Direction A
Answer these questions from the article on the 2013 Kishtwar riots, one per line:
(i) On what date did the riots occur after the Eid festival?
(ii) Whom did the state government call in to handle the situation?
(iii) Which pilgrimage was cancelled because of tensions in the district?
Direction B
Reproduce the stretch of the article on the 2013 Kishtwar riots from "The state government stopped" through "in the district.".
Direction C
Please take the article on the 2013 Kishtwar riots further, starting after its last sentence.

The 2013 Kishtwar Riots, which claimed three lives and injured 80, was a conflict between Muslim and Hindu communities in Kishtwar, Jammu and Kashmir. The riots occurred in the aftermath of the Eid festival on 9 August 2013, and provoked a significant government lockdown in the Jammu region. Despite that, the government was criticized for not preventing the riots.

Initial clashes
The conflict started when a Hindu bike rider was trying to make their way through a procession of Muslims who were going for Eid prayers. The bike rider reportedly began a heated argument with members of the procession. This soon degenerated into a violent conflict between both religious communities. The riots led to the killing of one Muslim and two Hindus. Later, Muslim mobs moved through the market area, setting fire to the shops and homes of Hindus. Police were fired on from homes, leading to the confiscation of the weapons of Village Defence Committee members. People involved in the clashes initially threw stones; later, shops and houses were gutted. The situation was handled by the state government, who called in the army. The state government also prohibited the entry of politicians into affected areas, due to fears that the politicians' presence could further inflame tensions.

The riots killed three, left 80 others injured, and gutted over 100 houses and business establishments (mainly belonging to Hindus).

Aftermath

9 August
 A curfew was immediately imposed on the area and several changes were made in the administrative positions.

10 August
 Clashes continued in Paddar, with three injured.
 The state government stopped traffic along the national highway from Lakhanpur to Banihal and towards Doda and Kishtwar. 
 Amarnath Yatra, a pilgrimage to the Amarnath Temple, was cancelled due to tensions in the district.

Provided material
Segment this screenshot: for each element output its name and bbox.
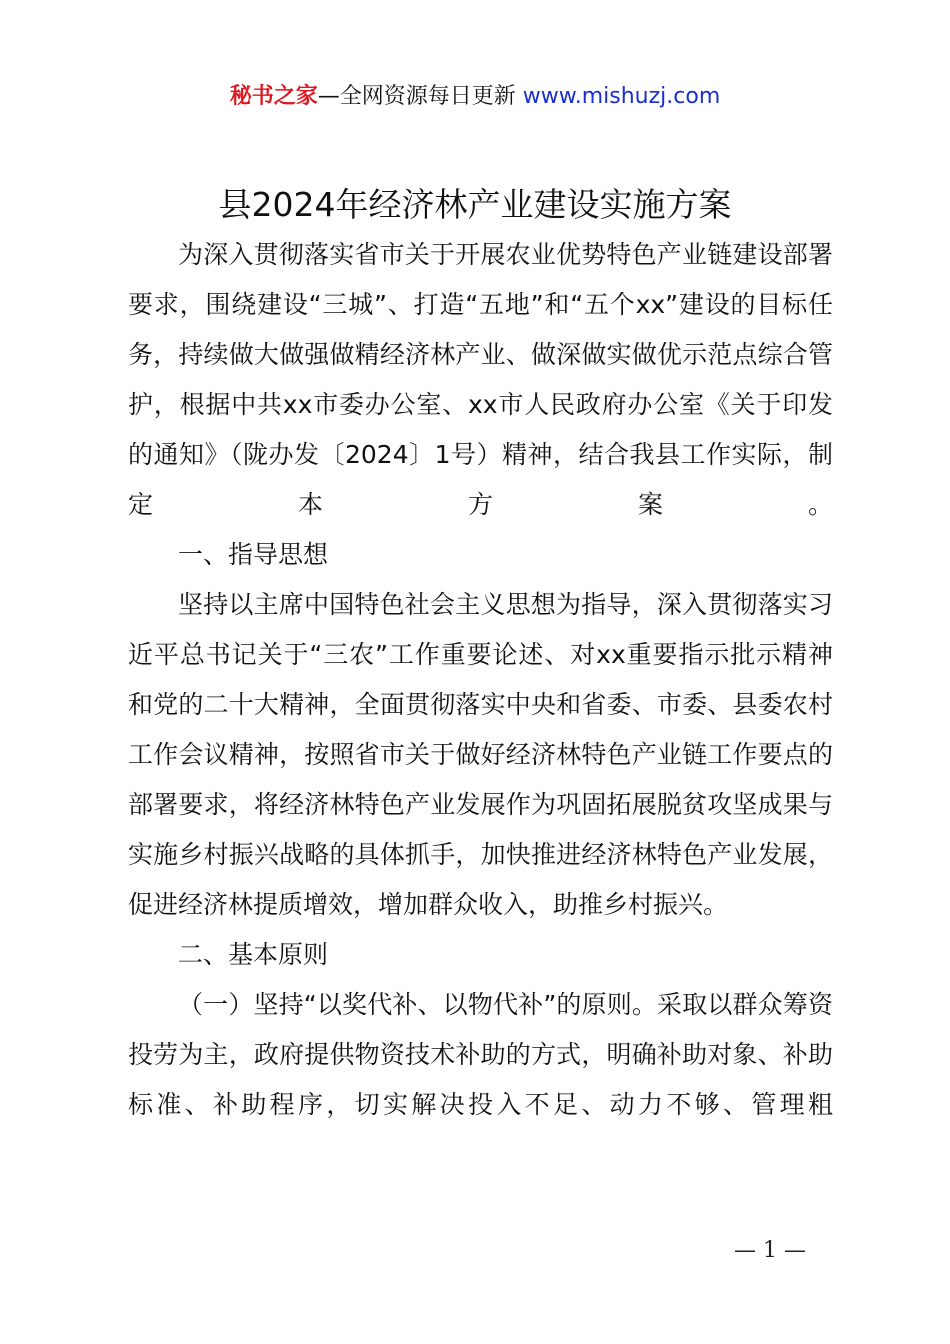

Final result A
(i) 9 August 2013
(ii) The army
(iii) The Amarnath Yatra

Final result B
The state government stopped traffic along the national highway from Lakhanpur to Banihal and towards Doda and Kishtwar. 
 Amarnath Yatra, a pilgrimage to the Amarnath Temple, was cancelled due to tensions in the district.

Final result C
 The Government of Jammu and Kashmir announced ex-gratia relief of 500,000 rupees to the relatives of Aravind Kumar Bhagat.
 Educational institutions remained closed.

11 August
 Mobile phone and Internet communications were suspended.
 The curfew was extended to Udhampur, Samba, and Kathua, along with Bhaderwah town in Doda, affecting seven of ten districts in the Jammu region.
 BJP Leader of the Opposition in the Rajya Sabha Arun Jaitley was prevented from entering Kishtwar, to prevent further escalation of violence.

12 August
 Fresh violence broke out in Hidyal village, part of Kishtwar, where a Muslim mob consisting of armed members attacked a Hindu neighborhood. 10 injured, including an ASP.
 Minister of State for Home Sajad Kichloo resigned.

14 August
 Almost 150 people were arrested, including some local Hurriyat leaders, as the police cracked down on miscreants responsible for violence in the region. Over 100 people involved in stone pelting and arson were arrested in several parts of the Jammu region.
 Internet services for mobile phone and Wi-Fi users remained suspended for the fourth day across Jammu and Kashmir. Internet speeds for broadband services were reduced to check the upload of objectionable material to social networking sites.

15 August
 The curfew was lifted in seven districts of the Jammu region, except for Kishtwar, where a 4-hour morning relaxation is given.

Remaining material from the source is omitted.